Your task:
Output the material below in its entirety, exactly as given.

Available records:

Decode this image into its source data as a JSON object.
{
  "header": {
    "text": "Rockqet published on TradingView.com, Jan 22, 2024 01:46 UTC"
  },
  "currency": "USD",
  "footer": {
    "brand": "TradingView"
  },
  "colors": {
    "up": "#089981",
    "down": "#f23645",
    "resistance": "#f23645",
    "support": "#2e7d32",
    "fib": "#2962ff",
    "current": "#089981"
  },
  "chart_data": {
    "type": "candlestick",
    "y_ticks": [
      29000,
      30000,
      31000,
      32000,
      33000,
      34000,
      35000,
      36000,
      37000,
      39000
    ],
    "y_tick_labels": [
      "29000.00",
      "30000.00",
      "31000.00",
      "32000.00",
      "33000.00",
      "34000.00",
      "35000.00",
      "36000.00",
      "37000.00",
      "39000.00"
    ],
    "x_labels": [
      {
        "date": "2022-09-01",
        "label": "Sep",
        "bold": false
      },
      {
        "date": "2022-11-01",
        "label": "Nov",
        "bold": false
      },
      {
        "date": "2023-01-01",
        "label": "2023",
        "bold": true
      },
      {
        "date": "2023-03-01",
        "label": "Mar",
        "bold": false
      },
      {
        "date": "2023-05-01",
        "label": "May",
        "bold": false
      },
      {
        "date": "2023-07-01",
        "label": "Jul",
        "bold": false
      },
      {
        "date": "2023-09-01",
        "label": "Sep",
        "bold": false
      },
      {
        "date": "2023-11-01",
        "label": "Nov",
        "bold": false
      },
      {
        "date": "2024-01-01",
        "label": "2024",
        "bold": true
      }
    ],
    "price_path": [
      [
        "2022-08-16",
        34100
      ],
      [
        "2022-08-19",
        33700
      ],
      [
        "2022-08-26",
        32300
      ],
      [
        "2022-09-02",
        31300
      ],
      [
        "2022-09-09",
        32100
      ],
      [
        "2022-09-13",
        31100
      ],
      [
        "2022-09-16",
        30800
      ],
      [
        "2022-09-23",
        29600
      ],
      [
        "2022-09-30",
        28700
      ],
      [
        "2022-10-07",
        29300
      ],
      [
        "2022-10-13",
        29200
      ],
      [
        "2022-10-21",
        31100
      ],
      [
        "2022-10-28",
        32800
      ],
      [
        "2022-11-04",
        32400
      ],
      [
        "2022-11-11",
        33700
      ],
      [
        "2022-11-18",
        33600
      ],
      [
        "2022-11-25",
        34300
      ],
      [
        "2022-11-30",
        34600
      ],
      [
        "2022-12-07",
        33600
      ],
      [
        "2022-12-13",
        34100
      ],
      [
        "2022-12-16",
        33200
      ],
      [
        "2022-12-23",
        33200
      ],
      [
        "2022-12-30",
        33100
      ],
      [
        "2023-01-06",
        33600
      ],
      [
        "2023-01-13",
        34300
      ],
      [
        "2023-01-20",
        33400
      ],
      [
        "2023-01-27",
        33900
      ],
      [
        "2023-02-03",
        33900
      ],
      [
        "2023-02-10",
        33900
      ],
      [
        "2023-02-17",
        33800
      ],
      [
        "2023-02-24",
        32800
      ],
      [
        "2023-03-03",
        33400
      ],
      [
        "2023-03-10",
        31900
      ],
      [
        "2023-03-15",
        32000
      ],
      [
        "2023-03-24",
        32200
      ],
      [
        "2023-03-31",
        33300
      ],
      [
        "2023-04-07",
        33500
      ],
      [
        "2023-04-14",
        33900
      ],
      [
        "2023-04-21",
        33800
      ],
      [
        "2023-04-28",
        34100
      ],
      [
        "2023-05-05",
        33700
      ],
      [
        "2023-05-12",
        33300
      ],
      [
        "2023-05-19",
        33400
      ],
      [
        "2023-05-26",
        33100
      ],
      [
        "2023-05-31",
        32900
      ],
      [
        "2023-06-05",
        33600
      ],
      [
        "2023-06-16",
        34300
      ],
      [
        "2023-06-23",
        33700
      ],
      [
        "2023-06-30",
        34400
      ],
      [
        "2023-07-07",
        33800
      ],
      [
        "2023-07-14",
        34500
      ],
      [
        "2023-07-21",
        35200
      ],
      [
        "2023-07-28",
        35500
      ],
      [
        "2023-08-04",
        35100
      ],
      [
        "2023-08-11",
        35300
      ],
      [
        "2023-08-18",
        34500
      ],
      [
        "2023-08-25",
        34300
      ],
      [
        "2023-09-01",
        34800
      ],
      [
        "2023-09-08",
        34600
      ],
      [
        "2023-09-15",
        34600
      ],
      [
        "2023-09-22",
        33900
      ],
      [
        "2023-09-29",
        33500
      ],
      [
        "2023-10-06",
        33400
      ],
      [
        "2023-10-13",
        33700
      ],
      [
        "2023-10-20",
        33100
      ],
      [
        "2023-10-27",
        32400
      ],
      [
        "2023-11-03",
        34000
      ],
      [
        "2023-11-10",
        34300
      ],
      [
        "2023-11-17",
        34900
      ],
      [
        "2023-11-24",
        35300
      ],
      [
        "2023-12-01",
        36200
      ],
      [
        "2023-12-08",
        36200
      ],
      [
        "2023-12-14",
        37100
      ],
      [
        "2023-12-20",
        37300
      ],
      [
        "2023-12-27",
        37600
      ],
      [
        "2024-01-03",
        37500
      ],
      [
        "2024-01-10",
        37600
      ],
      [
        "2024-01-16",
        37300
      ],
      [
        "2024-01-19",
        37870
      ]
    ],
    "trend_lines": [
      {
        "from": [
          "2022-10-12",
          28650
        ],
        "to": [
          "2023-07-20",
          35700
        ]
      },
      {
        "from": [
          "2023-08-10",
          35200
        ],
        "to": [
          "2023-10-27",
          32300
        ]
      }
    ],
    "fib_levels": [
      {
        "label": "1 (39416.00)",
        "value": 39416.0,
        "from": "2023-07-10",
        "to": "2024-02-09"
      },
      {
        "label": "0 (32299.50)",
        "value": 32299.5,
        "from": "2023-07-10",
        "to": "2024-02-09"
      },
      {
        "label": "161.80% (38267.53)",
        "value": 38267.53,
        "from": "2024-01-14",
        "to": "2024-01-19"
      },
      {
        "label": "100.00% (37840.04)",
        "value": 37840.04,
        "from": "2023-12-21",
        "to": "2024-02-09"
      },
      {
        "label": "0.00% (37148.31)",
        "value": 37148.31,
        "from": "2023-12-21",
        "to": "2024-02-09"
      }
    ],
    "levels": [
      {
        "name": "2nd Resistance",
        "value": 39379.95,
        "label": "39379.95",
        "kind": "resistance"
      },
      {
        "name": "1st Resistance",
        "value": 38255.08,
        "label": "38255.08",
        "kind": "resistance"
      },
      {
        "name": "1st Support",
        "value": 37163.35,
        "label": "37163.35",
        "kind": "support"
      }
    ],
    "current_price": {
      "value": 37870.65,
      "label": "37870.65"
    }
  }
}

Answer for the task:
Decode this image into its source data as a JSON object.
{
  "header": {
    "text": "Rockqet published on TradingView.com, Jan 22, 2024 01:46 UTC"
  },
  "currency": "USD",
  "footer": {
    "brand": "TradingView"
  },
  "colors": {
    "up": "#089981",
    "down": "#f23645",
    "resistance": "#f23645",
    "support": "#2e7d32",
    "fib": "#2962ff",
    "current": "#089981"
  },
  "chart_data": {
    "type": "candlestick",
    "y_ticks": [
      29000,
      30000,
      31000,
      32000,
      33000,
      34000,
      35000,
      36000,
      37000,
      39000
    ],
    "y_tick_labels": [
      "29000.00",
      "30000.00",
      "31000.00",
      "32000.00",
      "33000.00",
      "34000.00",
      "35000.00",
      "36000.00",
      "37000.00",
      "39000.00"
    ],
    "x_labels": [
      {
        "date": "2022-09-01",
        "label": "Sep",
        "bold": false
      },
      {
        "date": "2022-11-01",
        "label": "Nov",
        "bold": false
      },
      {
        "date": "2023-01-01",
        "label": "2023",
        "bold": true
      },
      {
        "date": "2023-03-01",
        "label": "Mar",
        "bold": false
      },
      {
        "date": "2023-05-01",
        "label": "May",
        "bold": false
      },
      {
        "date": "2023-07-01",
        "label": "Jul",
        "bold": false
      },
      {
        "date": "2023-09-01",
        "label": "Sep",
        "bold": false
      },
      {
        "date": "2023-11-01",
        "label": "Nov",
        "bold": false
      },
      {
        "date": "2024-01-01",
        "label": "2024",
        "bold": true
      }
    ],
    "price_path": [
      [
        "2022-08-16",
        34100
      ],
      [
        "2022-08-19",
        33700
      ],
      [
        "2022-08-26",
        32300
      ],
      [
        "2022-09-02",
        31300
      ],
      [
        "2022-09-09",
        32100
      ],
      [
        "2022-09-13",
        31100
      ],
      [
        "2022-09-16",
        30800
      ],
      [
        "2022-09-23",
        29600
      ],
      [
        "2022-09-30",
        28700
      ],
      [
        "2022-10-07",
        29300
      ],
      [
        "2022-10-13",
        29200
      ],
      [
        "2022-10-21",
        31100
      ],
      [
        "2022-10-28",
        32800
      ],
      [
        "2022-11-04",
        32400
      ],
      [
        "2022-11-11",
        33700
      ],
      [
        "2022-11-18",
        33600
      ],
      [
        "2022-11-25",
        34300
      ],
      [
        "2022-11-30",
        34600
      ],
      [
        "2022-12-07",
        33600
      ],
      [
        "2022-12-13",
        34100
      ],
      [
        "2022-12-16",
        33200
      ],
      [
        "2022-12-23",
        33200
      ],
      [
        "2022-12-30",
        33100
      ],
      [
        "2023-01-06",
        33600
      ],
      [
        "2023-01-13",
        34300
      ],
      [
        "2023-01-20",
        33400
      ],
      [
        "2023-01-27",
        33900
      ],
      [
        "2023-02-03",
        33900
      ],
      [
        "2023-02-10",
        33900
      ],
      [
        "2023-02-17",
        33800
      ],
      [
        "2023-02-24",
        32800
      ],
      [
        "2023-03-03",
        33400
      ],
      [
        "2023-03-10",
        31900
      ],
      [
        "2023-03-15",
        32000
      ],
      [
        "2023-03-24",
        32200
      ],
      [
        "2023-03-31",
        33300
      ],
      [
        "2023-04-07",
        33500
      ],
      [
        "2023-04-14",
        33900
      ],
      [
        "2023-04-21",
        33800
      ],
      [
        "2023-04-28",
        34100
      ],
      [
        "2023-05-05",
        33700
      ],
      [
        "2023-05-12",
        33300
      ],
      [
        "2023-05-19",
        33400
      ],
      [
        "2023-05-26",
        33100
      ],
      [
        "2023-05-31",
        32900
      ],
      [
        "2023-06-05",
        33600
      ],
      [
        "2023-06-16",
        34300
      ],
      [
        "2023-06-23",
        33700
      ],
      [
        "2023-06-30",
        34400
      ],
      [
        "2023-07-07",
        33800
      ],
      [
        "2023-07-14",
        34500
      ],
      [
        "2023-07-21",
        35200
      ],
      [
        "2023-07-28",
        35500
      ],
      [
        "2023-08-04",
        35100
      ],
      [
        "2023-08-11",
        35300
      ],
      [
        "2023-08-18",
        34500
      ],
      [
        "2023-08-25",
        34300
      ],
      [
        "2023-09-01",
        34800
      ],
      [
        "2023-09-08",
        34600
      ],
      [
        "2023-09-15",
        34600
      ],
      [
        "2023-09-22",
        33900
      ],
      [
        "2023-09-29",
        33500
      ],
      [
        "2023-10-06",
        33400
      ],
      [
        "2023-10-13",
        33700
      ],
      [
        "2023-10-20",
        33100
      ],
      [
        "2023-10-27",
        32400
      ],
      [
        "2023-11-03",
        34000
      ],
      [
        "2023-11-10",
        34300
      ],
      [
        "2023-11-17",
        34900
      ],
      [
        "2023-11-24",
        35300
      ],
      [
        "2023-12-01",
        36200
      ],
      [
        "2023-12-08",
        36200
      ],
      [
        "2023-12-14",
        37100
      ],
      [
        "2023-12-20",
        37300
      ],
      [
        "2023-12-27",
        37600
      ],
      [
        "2024-01-03",
        37500
      ],
      [
        "2024-01-10",
        37600
      ],
      [
        "2024-01-16",
        37300
      ],
      [
        "2024-01-19",
        37870
      ]
    ],
    "trend_lines": [
      {
        "from": [
          "2022-10-12",
          28650
        ],
        "to": [
          "2023-07-20",
          35700
        ]
      },
      {
        "from": [
          "2023-08-10",
          35200
        ],
        "to": [
          "2023-10-27",
          32300
        ]
      }
    ],
    "fib_levels": [
      {
        "label": "1 (39416.00)",
        "value": 39416.0,
        "from": "2023-07-10",
        "to": "2024-02-09"
      },
      {
        "label": "0 (32299.50)",
        "value": 32299.5,
        "from": "2023-07-10",
        "to": "2024-02-09"
      },
      {
        "label": "161.80% (38267.53)",
        "value": 38267.53,
        "from": "2024-01-14",
        "to": "2024-01-19"
      },
      {
        "label": "100.00% (37840.04)",
        "value": 37840.04,
        "from": "2023-12-21",
        "to": "2024-02-09"
      },
      {
        "label": "0.00% (37148.31)",
        "value": 37148.31,
        "from": "2023-12-21",
        "to": "2024-02-09"
      }
    ],
    "levels": [
      {
        "name": "2nd Resistance",
        "value": 39379.95,
        "label": "39379.95",
        "kind": "resistance"
      },
      {
        "name": "1st Resistance",
        "value": 38255.08,
        "label": "38255.08",
        "kind": "resistance"
      },
      {
        "name": "1st Support",
        "value": 37163.35,
        "label": "37163.35",
        "kind": "support"
      }
    ],
    "current_price": {
      "value": 37870.65,
      "label": "37870.65"
    }
  }
}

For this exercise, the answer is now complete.